* [Listed records]
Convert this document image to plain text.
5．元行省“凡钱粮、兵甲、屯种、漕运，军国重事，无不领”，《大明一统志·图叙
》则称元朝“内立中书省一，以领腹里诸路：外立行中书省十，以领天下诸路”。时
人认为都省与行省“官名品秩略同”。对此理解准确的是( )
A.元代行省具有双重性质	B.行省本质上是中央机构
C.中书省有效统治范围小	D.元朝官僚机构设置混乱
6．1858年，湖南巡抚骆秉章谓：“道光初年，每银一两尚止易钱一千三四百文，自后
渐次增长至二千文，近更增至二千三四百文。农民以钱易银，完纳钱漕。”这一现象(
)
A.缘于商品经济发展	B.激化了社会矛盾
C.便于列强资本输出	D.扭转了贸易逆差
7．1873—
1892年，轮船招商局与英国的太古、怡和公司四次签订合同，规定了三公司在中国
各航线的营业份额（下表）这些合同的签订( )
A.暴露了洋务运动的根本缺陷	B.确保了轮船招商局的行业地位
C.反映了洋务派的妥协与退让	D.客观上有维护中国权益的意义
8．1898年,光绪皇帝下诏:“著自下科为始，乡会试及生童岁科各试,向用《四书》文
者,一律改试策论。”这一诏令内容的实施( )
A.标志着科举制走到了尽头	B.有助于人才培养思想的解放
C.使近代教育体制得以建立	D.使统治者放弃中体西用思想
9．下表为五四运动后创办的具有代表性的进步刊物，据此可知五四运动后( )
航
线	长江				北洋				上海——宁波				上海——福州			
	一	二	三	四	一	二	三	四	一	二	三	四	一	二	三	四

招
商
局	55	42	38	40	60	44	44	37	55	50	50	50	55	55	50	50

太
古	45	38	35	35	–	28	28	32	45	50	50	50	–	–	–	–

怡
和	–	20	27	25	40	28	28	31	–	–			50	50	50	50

* [Goal of the exercise] Quote all the records exactly, please, leaving none out.

* [Exercise result]
Convert this document image to plain text.
5．元行省“凡钱粮、兵甲、屯种、漕运，军国重事，无不领”，《大明一统志·图叙
》则称元朝“内立中书省一，以领腹里诸路：外立行中书省十，以领天下诸路”。时
人认为都省与行省“官名品秩略同”。对此理解准确的是( )
A.元代行省具有双重性质	B.行省本质上是中央机构
C.中书省有效统治范围小	D.元朝官僚机构设置混乱
6．1858年，湖南巡抚骆秉章谓：“道光初年，每银一两尚止易钱一千三四百文，自后
渐次增长至二千文，近更增至二千三四百文。农民以钱易银，完纳钱漕。”这一现象(
)
A.缘于商品经济发展	B.激化了社会矛盾
C.便于列强资本输出	D.扭转了贸易逆差
7．1873—
1892年，轮船招商局与英国的太古、怡和公司四次签订合同，规定了三公司在中国
各航线的营业份额（下表）这些合同的签订( )
A.暴露了洋务运动的根本缺陷	B.确保了轮船招商局的行业地位
C.反映了洋务派的妥协与退让	D.客观上有维护中国权益的意义
8．1898年,光绪皇帝下诏:“著自下科为始，乡会试及生童岁科各试,向用《四书》文
者,一律改试策论。”这一诏令内容的实施( )
A.标志着科举制走到了尽头	B.有助于人才培养思想的解放
C.使近代教育体制得以建立	D.使统治者放弃中体西用思想
9．下表为五四运动后创办的具有代表性的进步刊物，据此可知五四运动后( )
航
线	长江				北洋				上海——宁波				上海——福州			
	一	二	三	四	一	二	三	四	一	二	三	四	一	二	三	四

招
商
局	55	42	38	40	60	44	44	37	55	50	50	50	55	55	50	50

太
古	45	38	35	35	–	28	28	32	45	50	50	50	–	–	–	–

怡
和	–	20	27	25	40	28	28	31	–	–			50	50	50	50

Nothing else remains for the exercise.